Scan the listing below and copy every line holding "piControl".

---+---

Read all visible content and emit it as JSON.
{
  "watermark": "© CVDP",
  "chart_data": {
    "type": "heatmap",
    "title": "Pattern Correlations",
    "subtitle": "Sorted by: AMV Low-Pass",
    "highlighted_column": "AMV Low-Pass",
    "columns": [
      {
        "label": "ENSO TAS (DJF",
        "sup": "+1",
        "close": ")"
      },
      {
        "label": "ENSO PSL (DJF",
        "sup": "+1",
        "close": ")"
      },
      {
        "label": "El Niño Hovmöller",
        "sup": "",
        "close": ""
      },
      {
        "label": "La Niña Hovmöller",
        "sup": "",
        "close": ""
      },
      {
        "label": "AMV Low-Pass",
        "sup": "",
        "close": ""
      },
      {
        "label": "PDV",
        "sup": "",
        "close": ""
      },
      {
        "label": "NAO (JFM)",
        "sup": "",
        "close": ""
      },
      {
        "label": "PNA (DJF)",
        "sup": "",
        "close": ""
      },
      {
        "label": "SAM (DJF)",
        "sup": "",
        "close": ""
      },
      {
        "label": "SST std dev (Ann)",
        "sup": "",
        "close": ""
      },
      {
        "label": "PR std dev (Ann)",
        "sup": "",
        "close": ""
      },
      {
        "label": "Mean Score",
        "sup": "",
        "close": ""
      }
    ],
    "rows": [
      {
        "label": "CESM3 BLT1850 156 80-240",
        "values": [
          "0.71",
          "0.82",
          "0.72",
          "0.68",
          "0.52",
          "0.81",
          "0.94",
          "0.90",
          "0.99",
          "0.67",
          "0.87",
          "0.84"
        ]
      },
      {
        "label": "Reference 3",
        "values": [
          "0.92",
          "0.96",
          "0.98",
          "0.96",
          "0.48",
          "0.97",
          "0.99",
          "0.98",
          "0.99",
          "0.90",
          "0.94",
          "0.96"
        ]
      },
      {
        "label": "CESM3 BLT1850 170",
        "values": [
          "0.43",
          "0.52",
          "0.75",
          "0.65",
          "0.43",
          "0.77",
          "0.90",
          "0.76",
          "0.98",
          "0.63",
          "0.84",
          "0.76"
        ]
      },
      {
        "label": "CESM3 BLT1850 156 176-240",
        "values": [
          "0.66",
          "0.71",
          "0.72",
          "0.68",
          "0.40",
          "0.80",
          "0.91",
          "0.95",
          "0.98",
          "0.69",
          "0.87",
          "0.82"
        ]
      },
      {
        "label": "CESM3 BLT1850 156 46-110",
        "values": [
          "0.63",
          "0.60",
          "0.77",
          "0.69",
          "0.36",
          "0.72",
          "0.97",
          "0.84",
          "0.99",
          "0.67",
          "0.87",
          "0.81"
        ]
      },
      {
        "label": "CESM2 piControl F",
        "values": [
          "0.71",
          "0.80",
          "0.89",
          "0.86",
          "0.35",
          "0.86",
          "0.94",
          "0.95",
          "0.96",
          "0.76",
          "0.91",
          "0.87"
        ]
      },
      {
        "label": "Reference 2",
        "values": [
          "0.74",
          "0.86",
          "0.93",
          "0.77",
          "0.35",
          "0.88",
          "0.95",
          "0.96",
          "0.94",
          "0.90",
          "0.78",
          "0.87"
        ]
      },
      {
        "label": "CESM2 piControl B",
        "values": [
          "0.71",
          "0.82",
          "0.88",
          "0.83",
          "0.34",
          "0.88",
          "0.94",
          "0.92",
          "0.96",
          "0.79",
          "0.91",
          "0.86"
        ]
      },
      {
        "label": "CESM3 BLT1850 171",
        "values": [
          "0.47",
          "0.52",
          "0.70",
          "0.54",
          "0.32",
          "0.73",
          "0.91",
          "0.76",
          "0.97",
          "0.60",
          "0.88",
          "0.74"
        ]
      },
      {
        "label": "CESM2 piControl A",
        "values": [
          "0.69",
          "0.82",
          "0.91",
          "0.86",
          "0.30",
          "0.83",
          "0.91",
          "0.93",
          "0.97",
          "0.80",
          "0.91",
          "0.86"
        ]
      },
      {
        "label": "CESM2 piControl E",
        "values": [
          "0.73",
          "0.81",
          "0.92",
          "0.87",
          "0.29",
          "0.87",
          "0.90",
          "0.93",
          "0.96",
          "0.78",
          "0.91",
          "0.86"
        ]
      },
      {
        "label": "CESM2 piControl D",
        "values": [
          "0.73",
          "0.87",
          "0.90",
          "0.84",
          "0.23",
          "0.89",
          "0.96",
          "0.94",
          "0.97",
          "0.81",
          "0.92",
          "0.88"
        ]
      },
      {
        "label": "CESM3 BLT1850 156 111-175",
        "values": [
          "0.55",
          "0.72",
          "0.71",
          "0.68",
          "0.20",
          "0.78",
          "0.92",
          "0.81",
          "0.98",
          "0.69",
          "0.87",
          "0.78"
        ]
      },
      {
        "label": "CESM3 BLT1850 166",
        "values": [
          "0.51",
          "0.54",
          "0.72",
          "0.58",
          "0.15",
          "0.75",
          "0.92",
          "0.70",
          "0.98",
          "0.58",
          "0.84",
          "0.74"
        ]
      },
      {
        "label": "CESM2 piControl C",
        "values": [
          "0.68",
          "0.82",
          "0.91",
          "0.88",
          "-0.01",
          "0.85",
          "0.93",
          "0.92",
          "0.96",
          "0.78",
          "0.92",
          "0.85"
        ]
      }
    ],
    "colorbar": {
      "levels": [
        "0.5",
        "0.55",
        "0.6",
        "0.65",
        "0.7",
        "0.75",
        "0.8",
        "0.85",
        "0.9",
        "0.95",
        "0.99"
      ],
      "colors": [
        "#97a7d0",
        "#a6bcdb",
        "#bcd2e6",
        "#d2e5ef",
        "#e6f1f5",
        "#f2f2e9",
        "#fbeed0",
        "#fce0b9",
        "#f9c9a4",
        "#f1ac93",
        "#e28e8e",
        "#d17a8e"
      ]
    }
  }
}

---+---

• ANSWER TO THE PROBLEM:
        "label": "CESM2 piControl F",
        "label": "CESM2 piControl B",
        "label": "CESM2 piControl A",
        "label": "CESM2 piControl E",
        "label": "CESM2 piControl D",
        "label": "CESM2 piControl C",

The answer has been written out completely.